> [Data section]
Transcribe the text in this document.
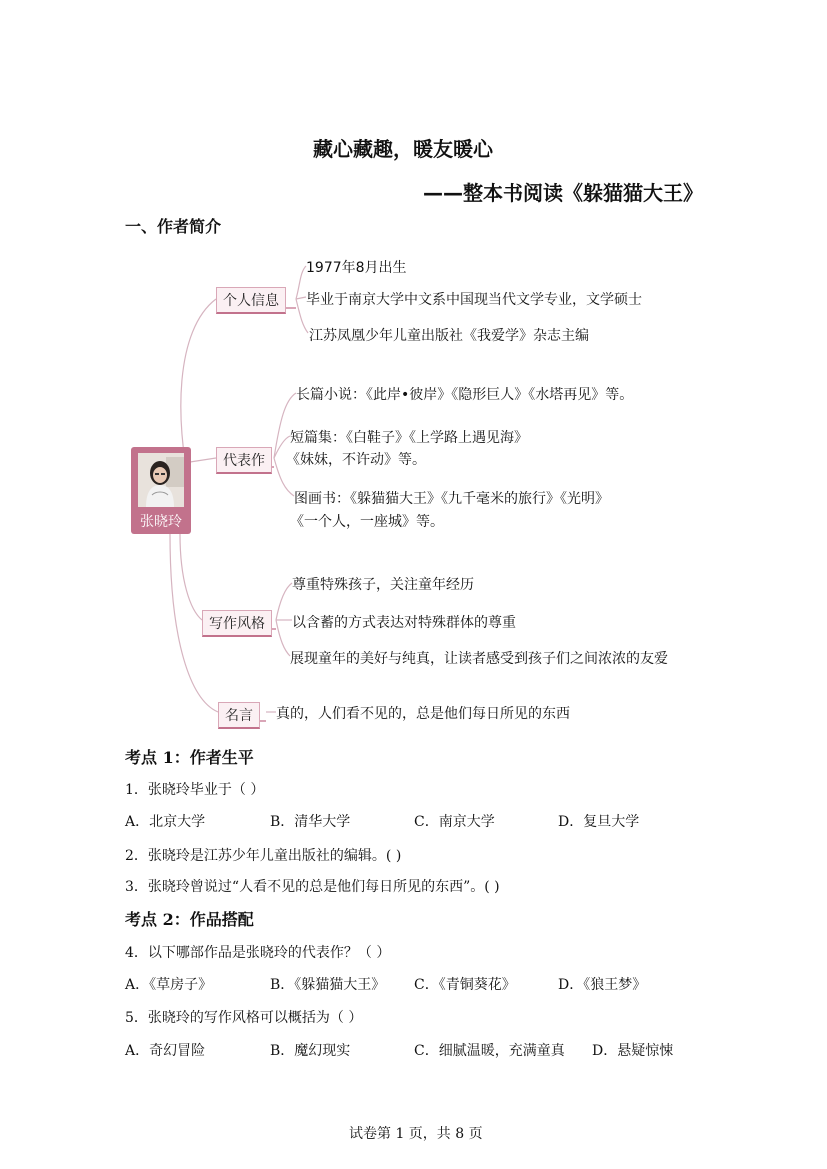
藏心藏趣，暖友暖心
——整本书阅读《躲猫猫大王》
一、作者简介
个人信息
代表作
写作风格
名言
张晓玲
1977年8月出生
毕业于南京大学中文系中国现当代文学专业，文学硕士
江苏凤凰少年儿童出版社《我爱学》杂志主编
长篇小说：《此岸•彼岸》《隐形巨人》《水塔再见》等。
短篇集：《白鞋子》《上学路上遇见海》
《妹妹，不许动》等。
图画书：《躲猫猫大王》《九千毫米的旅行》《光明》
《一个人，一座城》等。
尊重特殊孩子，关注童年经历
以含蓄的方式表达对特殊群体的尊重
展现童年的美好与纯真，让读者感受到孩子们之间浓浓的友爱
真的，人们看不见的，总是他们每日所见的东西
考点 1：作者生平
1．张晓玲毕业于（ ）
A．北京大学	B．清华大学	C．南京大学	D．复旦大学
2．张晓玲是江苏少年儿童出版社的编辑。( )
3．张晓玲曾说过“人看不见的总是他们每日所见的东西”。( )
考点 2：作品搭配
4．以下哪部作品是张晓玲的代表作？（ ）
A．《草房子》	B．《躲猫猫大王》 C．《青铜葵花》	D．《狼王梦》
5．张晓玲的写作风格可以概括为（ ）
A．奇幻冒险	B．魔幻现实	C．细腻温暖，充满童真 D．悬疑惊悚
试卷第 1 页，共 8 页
==
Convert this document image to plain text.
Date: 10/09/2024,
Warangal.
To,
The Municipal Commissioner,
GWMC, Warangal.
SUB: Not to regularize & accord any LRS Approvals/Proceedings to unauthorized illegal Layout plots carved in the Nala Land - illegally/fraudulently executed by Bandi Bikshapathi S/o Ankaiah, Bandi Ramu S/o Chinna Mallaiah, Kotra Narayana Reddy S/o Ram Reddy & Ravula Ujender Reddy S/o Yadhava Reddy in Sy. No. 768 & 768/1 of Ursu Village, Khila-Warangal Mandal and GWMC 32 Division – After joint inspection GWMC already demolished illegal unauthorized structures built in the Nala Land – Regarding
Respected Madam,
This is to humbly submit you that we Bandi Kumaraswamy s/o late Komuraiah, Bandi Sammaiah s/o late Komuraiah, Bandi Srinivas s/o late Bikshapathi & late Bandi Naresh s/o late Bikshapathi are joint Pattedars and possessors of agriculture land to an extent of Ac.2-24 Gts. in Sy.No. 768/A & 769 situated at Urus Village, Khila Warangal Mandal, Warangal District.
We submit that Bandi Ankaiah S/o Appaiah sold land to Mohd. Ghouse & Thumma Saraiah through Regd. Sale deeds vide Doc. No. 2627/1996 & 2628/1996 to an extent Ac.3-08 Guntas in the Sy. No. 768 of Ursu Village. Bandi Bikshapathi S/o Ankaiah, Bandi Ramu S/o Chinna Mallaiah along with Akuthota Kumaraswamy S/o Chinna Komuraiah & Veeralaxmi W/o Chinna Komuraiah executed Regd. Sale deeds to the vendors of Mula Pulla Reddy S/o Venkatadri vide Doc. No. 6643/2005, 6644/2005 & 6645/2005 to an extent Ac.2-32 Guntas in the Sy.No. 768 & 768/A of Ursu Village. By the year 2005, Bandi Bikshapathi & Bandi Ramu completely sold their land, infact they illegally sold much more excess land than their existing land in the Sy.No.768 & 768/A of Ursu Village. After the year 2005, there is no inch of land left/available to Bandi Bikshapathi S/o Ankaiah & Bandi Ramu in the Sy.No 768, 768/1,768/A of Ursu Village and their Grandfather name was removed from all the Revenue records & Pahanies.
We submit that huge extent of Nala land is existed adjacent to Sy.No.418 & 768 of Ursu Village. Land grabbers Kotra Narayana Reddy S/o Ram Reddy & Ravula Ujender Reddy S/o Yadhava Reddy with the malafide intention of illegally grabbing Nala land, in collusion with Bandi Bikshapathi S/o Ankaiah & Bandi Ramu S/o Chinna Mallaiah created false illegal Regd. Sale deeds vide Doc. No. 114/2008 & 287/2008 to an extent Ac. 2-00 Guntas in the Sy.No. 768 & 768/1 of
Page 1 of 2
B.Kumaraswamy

> [Problem to work on] Using the listing above, list every line in which the string "Ujender" occurs.

> [The reply]
SUB: Not to regularize & accord any LRS Approvals/Proceedings to unauthorized illegal Layout plots carved in the Nala Land - illegally/fraudulently executed by Bandi Bikshapathi S/o Ankaiah, Bandi Ramu S/o Chinna Mallaiah, Kotra Narayana Reddy S/o Ram Reddy & Ravula Ujender Reddy S/o Yadhava Reddy in Sy. No. 768 & 768/1 of Ursu Village, Khila-Warangal Mandal and GWMC 32 Division – After joint inspection GWMC already demolished illegal unauthorized structures built in the Nala Land – Regarding
We submit that huge extent of Nala land is existed adjacent to Sy.No.418 & 768 of Ursu Village. Land grabbers Kotra Narayana Reddy S/o Ram Reddy & Ravula Ujender Reddy S/o Yadhava Reddy with the malafide intention of illegally grabbing Nala land, in collusion with Bandi Bikshapathi S/o Ankaiah & Bandi Ramu S/o Chinna Mallaiah created false illegal Regd. Sale deeds vide Doc. No. 114/2008 & 287/2008 to an extent Ac. 2-00 Guntas in the Sy.No. 768 & 768/1 of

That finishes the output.